* Start MATERIAL SHOWN *

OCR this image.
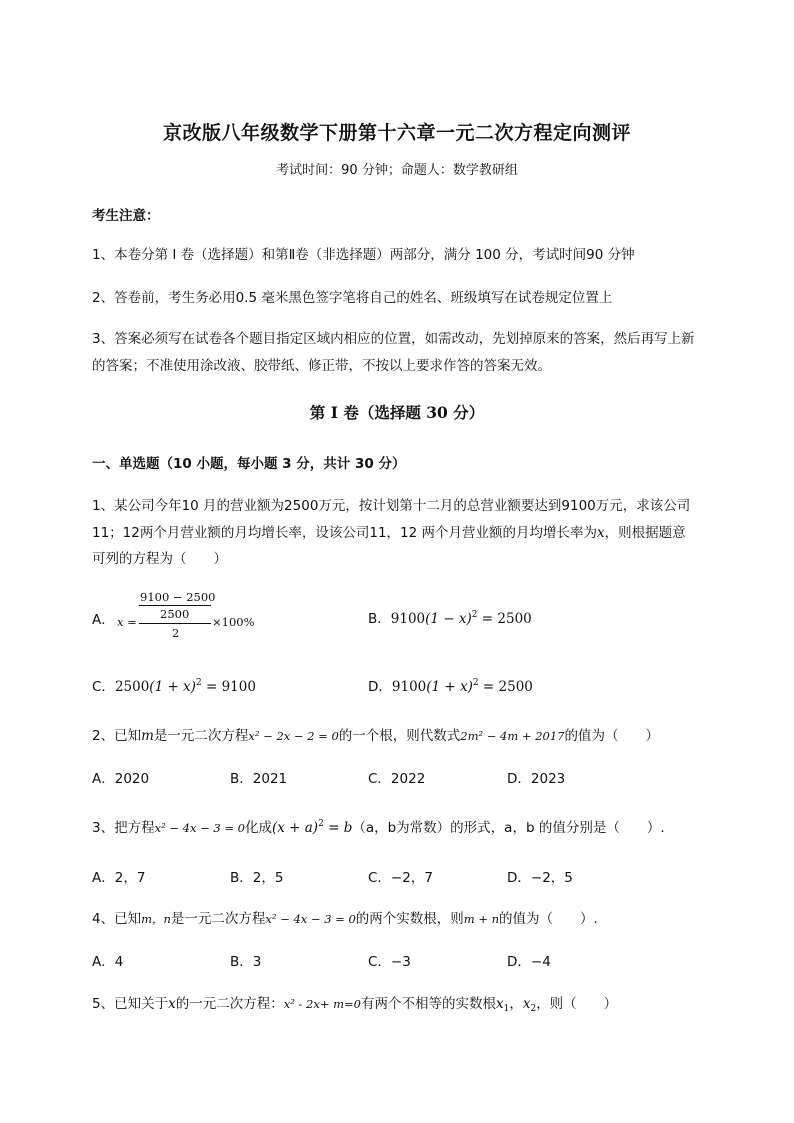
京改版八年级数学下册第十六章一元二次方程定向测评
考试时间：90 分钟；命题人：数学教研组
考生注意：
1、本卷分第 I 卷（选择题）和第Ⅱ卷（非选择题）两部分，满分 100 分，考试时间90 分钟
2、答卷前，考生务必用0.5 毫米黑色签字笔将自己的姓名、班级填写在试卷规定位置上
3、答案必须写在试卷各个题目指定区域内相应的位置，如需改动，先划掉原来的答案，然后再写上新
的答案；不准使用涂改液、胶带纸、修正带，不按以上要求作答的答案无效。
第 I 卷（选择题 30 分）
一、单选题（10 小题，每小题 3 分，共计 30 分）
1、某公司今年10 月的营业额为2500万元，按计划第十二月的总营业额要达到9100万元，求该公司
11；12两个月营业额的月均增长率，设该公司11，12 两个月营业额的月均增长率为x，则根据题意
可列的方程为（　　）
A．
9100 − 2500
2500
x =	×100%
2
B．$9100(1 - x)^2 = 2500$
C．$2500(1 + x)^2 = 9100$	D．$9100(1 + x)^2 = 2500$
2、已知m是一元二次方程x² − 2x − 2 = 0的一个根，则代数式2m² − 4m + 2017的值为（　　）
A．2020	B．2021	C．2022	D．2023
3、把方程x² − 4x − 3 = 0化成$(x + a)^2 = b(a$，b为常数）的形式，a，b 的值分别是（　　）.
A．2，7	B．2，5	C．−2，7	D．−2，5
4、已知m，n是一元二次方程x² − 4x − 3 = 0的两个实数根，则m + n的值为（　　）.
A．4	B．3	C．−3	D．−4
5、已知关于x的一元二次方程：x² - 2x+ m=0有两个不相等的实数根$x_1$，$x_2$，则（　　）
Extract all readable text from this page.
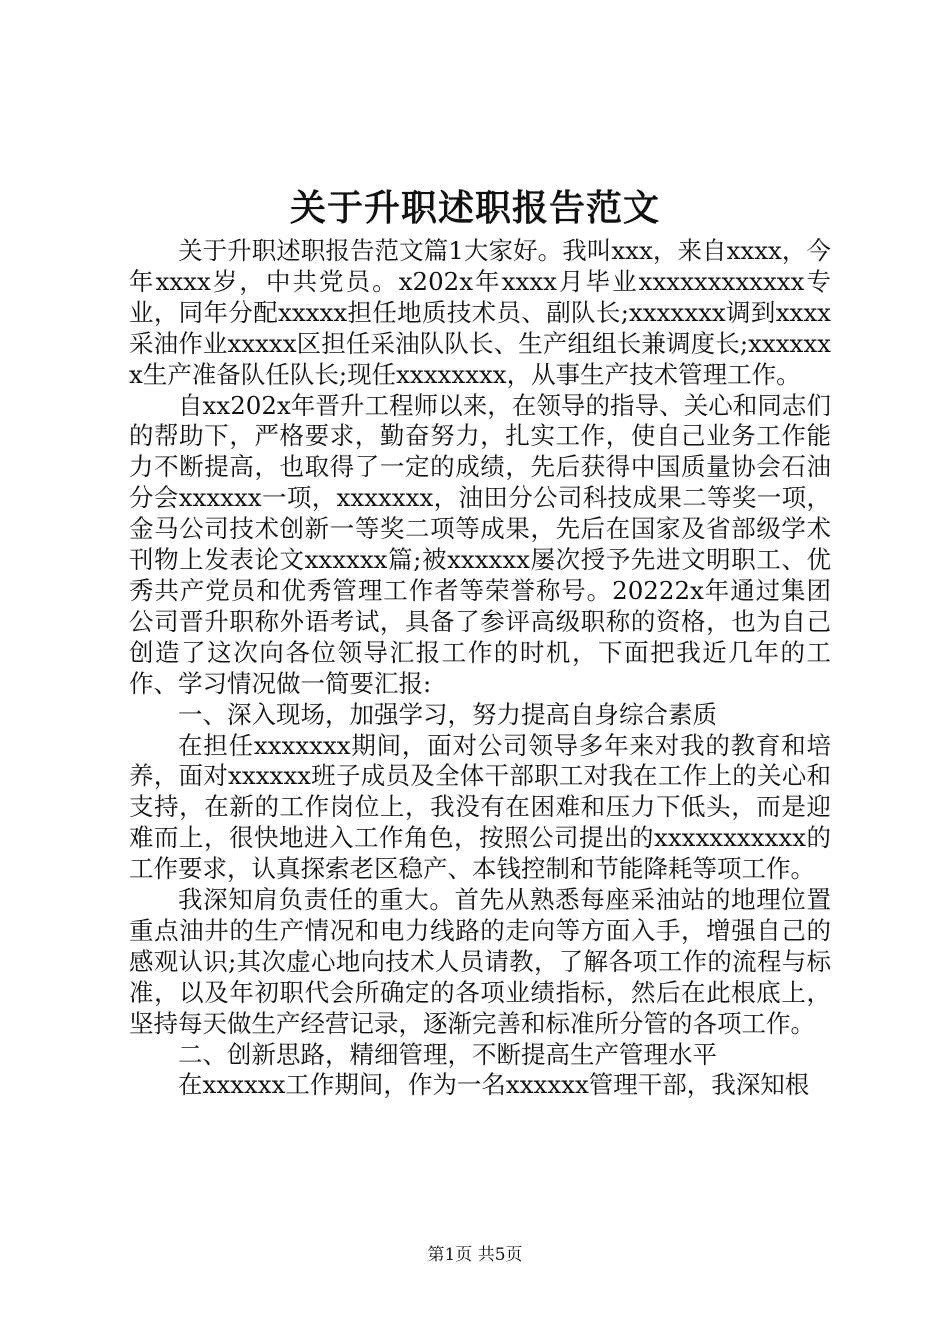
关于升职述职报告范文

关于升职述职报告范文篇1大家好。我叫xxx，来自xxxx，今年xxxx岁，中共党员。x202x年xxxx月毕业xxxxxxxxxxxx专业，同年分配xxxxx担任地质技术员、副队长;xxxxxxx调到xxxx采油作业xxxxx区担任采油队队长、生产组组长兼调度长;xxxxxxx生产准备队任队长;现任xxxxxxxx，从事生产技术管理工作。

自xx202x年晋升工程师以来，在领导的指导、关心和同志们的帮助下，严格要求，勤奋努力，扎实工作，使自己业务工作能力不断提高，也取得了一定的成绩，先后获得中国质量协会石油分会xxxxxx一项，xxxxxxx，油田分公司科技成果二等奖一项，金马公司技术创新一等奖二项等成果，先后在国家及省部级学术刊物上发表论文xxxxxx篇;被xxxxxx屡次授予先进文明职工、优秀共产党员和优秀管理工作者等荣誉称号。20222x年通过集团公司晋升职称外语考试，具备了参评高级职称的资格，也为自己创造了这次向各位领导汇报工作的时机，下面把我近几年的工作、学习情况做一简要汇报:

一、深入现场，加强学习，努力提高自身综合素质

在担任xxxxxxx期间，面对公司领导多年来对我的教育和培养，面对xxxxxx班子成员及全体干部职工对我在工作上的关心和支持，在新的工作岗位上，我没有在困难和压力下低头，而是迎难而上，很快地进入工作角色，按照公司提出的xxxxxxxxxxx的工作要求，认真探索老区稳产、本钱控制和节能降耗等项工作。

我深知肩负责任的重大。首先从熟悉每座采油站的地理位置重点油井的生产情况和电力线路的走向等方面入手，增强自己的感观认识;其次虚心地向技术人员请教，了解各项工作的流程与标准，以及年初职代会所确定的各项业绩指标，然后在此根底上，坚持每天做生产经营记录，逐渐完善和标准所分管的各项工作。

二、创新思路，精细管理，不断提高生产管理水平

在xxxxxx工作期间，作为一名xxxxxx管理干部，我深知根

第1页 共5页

* End MATERIAL SHOWN *
* Start MATERIAL SHOWN *

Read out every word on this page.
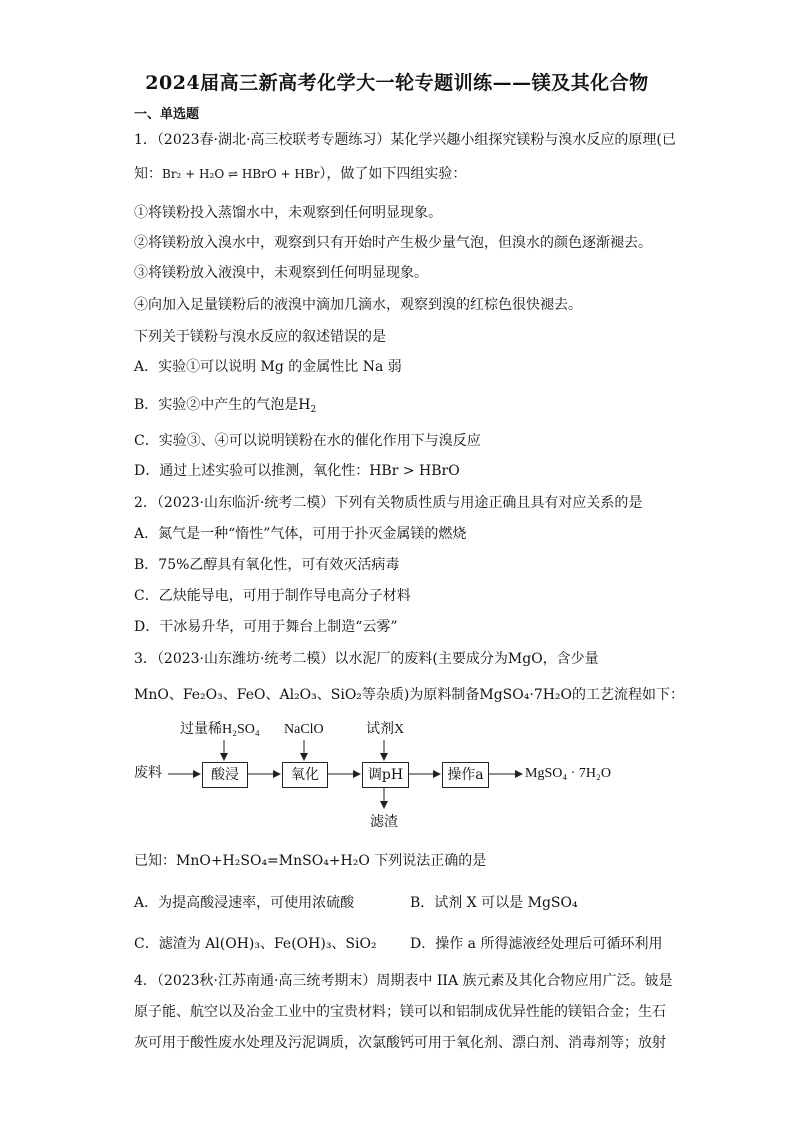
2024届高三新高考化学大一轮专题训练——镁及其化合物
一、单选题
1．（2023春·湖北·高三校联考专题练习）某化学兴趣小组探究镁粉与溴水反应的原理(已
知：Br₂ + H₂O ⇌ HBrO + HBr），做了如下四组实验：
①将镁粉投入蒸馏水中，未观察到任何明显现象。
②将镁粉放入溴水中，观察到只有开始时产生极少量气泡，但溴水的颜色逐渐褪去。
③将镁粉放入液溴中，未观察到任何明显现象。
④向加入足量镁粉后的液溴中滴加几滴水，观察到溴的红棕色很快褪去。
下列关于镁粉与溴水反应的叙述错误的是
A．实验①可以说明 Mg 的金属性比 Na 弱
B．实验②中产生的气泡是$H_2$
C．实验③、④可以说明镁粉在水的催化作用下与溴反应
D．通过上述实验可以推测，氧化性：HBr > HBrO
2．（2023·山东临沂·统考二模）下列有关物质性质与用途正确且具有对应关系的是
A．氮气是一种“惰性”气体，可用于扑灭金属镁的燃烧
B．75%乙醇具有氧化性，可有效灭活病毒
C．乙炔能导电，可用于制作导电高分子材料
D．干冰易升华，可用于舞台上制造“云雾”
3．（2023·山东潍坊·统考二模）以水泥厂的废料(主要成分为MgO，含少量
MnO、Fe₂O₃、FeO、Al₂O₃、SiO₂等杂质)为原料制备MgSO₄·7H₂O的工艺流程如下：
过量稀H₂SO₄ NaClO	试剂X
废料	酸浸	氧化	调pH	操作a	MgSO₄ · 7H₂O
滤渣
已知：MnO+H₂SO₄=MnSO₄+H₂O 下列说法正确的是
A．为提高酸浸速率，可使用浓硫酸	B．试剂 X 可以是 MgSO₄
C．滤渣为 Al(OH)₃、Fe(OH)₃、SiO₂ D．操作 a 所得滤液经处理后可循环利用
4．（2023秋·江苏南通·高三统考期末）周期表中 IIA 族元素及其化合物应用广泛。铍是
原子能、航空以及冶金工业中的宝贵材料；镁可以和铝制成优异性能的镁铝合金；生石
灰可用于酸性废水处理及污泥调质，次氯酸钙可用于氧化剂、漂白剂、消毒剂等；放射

* End MATERIAL SHOWN *

AIM
Identify and copy the lines holding the word "page".

WRITTEN SOLUTION
Extract all readable text from this page.
Read out every word on this page.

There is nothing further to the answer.